Stated problem: Quote the whole listing exactly. Leave the pictures out of your copy.

Records from a data source:
* BEGIN *

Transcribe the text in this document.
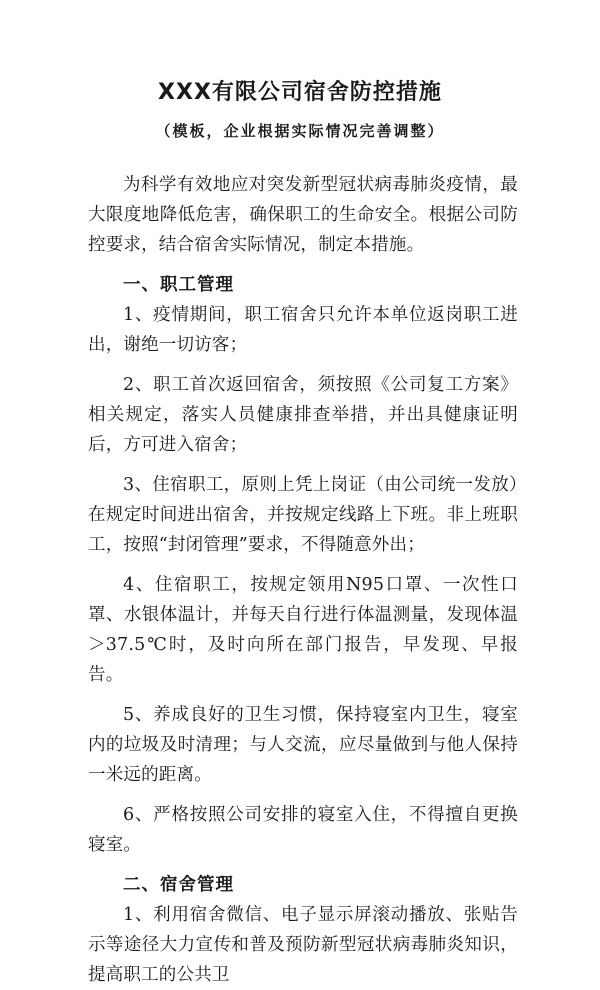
XXX有限公司宿舍防控措施
（模板，企业根据实际情况完善调整）

为科学有效地应对突发新型冠状病毒肺炎疫情，最大限度地降低危害，确保职工的生命安全。根据公司防控要求，结合宿舍实际情况，制定本措施。

一、职工管理

1、疫情期间，职工宿舍只允许本单位返岗职工进出，谢绝一切访客；

2、职工首次返回宿舍，须按照《公司复工方案》相关规定，落实人员健康排查举措，并出具健康证明后，方可进入宿舍；

3、住宿职工，原则上凭上岗证（由公司统一发放）在规定时间进出宿舍，并按规定线路上下班。非上班职工，按照“封闭管理”要求，不得随意外出；

4、住宿职工，按规定领用N95口罩、一次性口罩、水银体温计，并每天自行进行体温测量，发现体温＞37.5℃时，及时向所在部门报告，早发现、早报告。

5、养成良好的卫生习惯，保持寝室内卫生，寝室内的垃圾及时清理；与人交流，应尽量做到与他人保持一米远的距离。

6、严格按照公司安排的寝室入住，不得擅自更换寝室。

二、宿舍管理

1、利用宿舍微信、电子显示屏滚动播放、张贴告示等途径大力宣传和普及预防新型冠状病毒肺炎知识，提高职工的公共卫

* END *

Task result:
Transcribe the text in this document.
XXX有限公司宿舍防控措施
（模板，企业根据实际情况完善调整）

为科学有效地应对突发新型冠状病毒肺炎疫情，最大限度地降低危害，确保职工的生命安全。根据公司防控要求，结合宿舍实际情况，制定本措施。

一、职工管理

1、疫情期间，职工宿舍只允许本单位返岗职工进出，谢绝一切访客；

2、职工首次返回宿舍，须按照《公司复工方案》相关规定，落实人员健康排查举措，并出具健康证明后，方可进入宿舍；

3、住宿职工，原则上凭上岗证（由公司统一发放）在规定时间进出宿舍，并按规定线路上下班。非上班职工，按照“封闭管理”要求，不得随意外出；

4、住宿职工，按规定领用N95口罩、一次性口罩、水银体温计，并每天自行进行体温测量，发现体温＞37.5℃时，及时向所在部门报告，早发现、早报告。

5、养成良好的卫生习惯，保持寝室内卫生，寝室内的垃圾及时清理；与人交流，应尽量做到与他人保持一米远的距离。

6、严格按照公司安排的寝室入住，不得擅自更换寝室。

二、宿舍管理

1、利用宿舍微信、电子显示屏滚动播放、张贴告示等途径大力宣传和普及预防新型冠状病毒肺炎知识，提高职工的公共卫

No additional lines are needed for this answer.